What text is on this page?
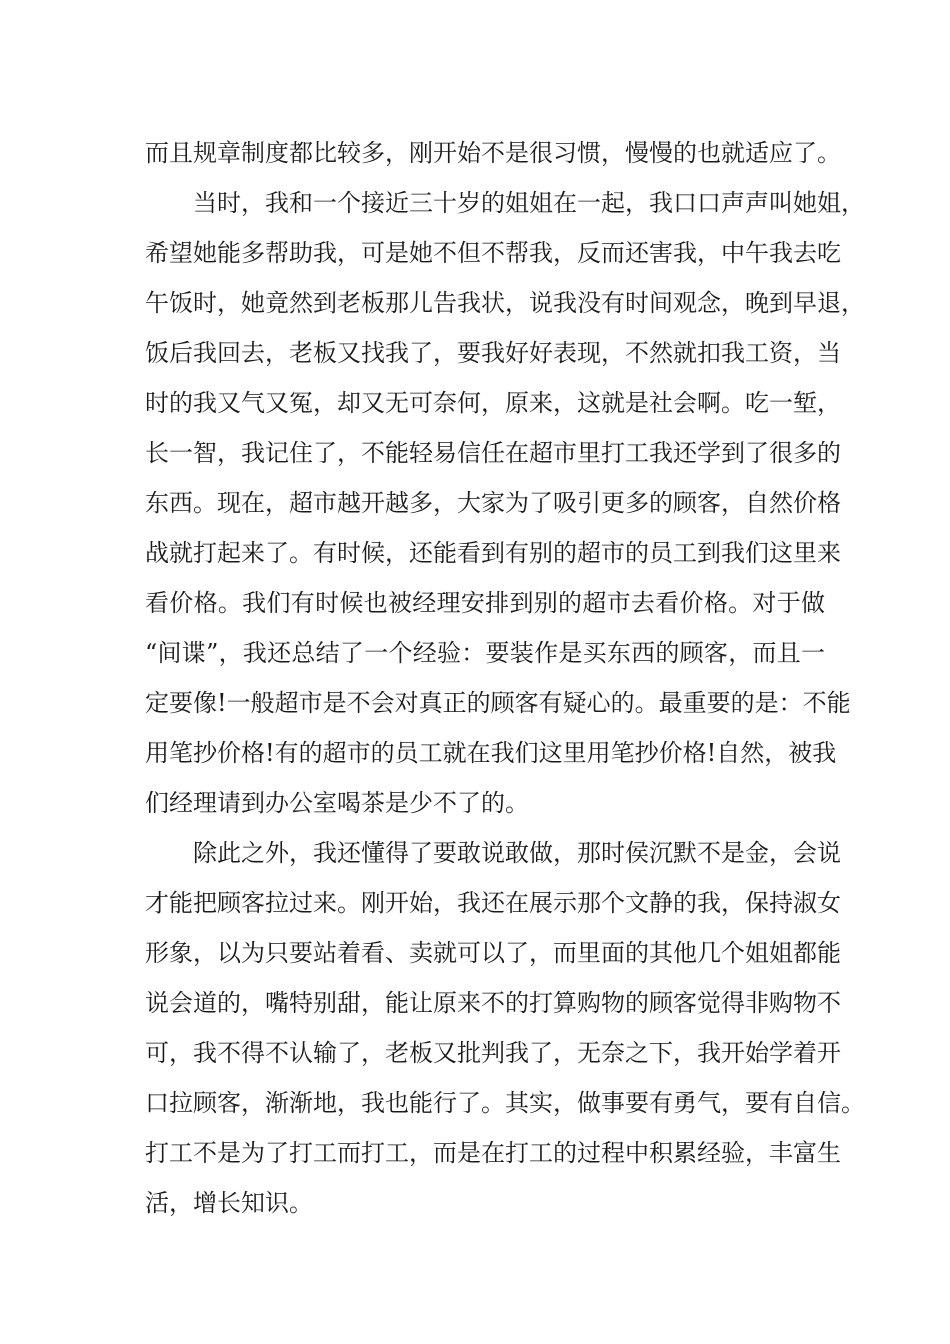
而且规章制度都比较多，刚开始不是很习惯，慢慢的也就适应了。
当时，我和一个接近三十岁的姐姐在一起，我口口声声叫她姐，
希望她能多帮助我，可是她不但不帮我，反而还害我，中午我去吃
午饭时，她竟然到老板那儿告我状，说我没有时间观念，晚到早退，
饭后我回去，老板又找我了，要我好好表现，不然就扣我工资，当
时的我又气又冤，却又无可奈何，原来，这就是社会啊。吃一堑，
长一智，我记住了，不能轻易信任在超市里打工我还学到了很多的
东西。现在，超市越开越多，大家为了吸引更多的顾客，自然价格
战就打起来了。有时候，还能看到有别的超市的员工到我们这里来
看价格。我们有时候也被经理安排到别的超市去看价格。对于做
“间谍”，我还总结了一个经验：要装作是买东西的顾客，而且一
定要像!一般超市是不会对真正的顾客有疑心的。最重要的是：不能
用笔抄价格!有的超市的员工就在我们这里用笔抄价格!自然，被我
们经理请到办公室喝茶是少不了的。
除此之外，我还懂得了要敢说敢做，那时侯沉默不是金，会说
才能把顾客拉过来。刚开始，我还在展示那个文静的我，保持淑女
形象，以为只要站着看、卖就可以了，而里面的其他几个姐姐都能
说会道的，嘴特别甜，能让原来不的打算购物的顾客觉得非购物不
可，我不得不认输了，老板又批判我了，无奈之下，我开始学着开
口拉顾客，渐渐地，我也能行了。其实，做事要有勇气，要有自信。
打工不是为了打工而打工，而是在打工的过程中积累经验，丰富生
活，增长知识。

Task to complete
Return each line from the material above exactly, but not the pictures.

Written answer
What text is on this page?
而且规章制度都比较多，刚开始不是很习惯，慢慢的也就适应了。
当时，我和一个接近三十岁的姐姐在一起，我口口声声叫她姐，
希望她能多帮助我，可是她不但不帮我，反而还害我，中午我去吃
午饭时，她竟然到老板那儿告我状，说我没有时间观念，晚到早退，
饭后我回去，老板又找我了，要我好好表现，不然就扣我工资，当
时的我又气又冤，却又无可奈何，原来，这就是社会啊。吃一堑，
长一智，我记住了，不能轻易信任在超市里打工我还学到了很多的
东西。现在，超市越开越多，大家为了吸引更多的顾客，自然价格
战就打起来了。有时候，还能看到有别的超市的员工到我们这里来
看价格。我们有时候也被经理安排到别的超市去看价格。对于做
“间谍”，我还总结了一个经验：要装作是买东西的顾客，而且一
定要像!一般超市是不会对真正的顾客有疑心的。最重要的是：不能
用笔抄价格!有的超市的员工就在我们这里用笔抄价格!自然，被我
们经理请到办公室喝茶是少不了的。
除此之外，我还懂得了要敢说敢做，那时侯沉默不是金，会说
才能把顾客拉过来。刚开始，我还在展示那个文静的我，保持淑女
形象，以为只要站着看、卖就可以了，而里面的其他几个姐姐都能
说会道的，嘴特别甜，能让原来不的打算购物的顾客觉得非购物不
可，我不得不认输了，老板又批判我了，无奈之下，我开始学着开
口拉顾客，渐渐地，我也能行了。其实，做事要有勇气，要有自信。
打工不是为了打工而打工，而是在打工的过程中积累经验，丰富生
活，增长知识。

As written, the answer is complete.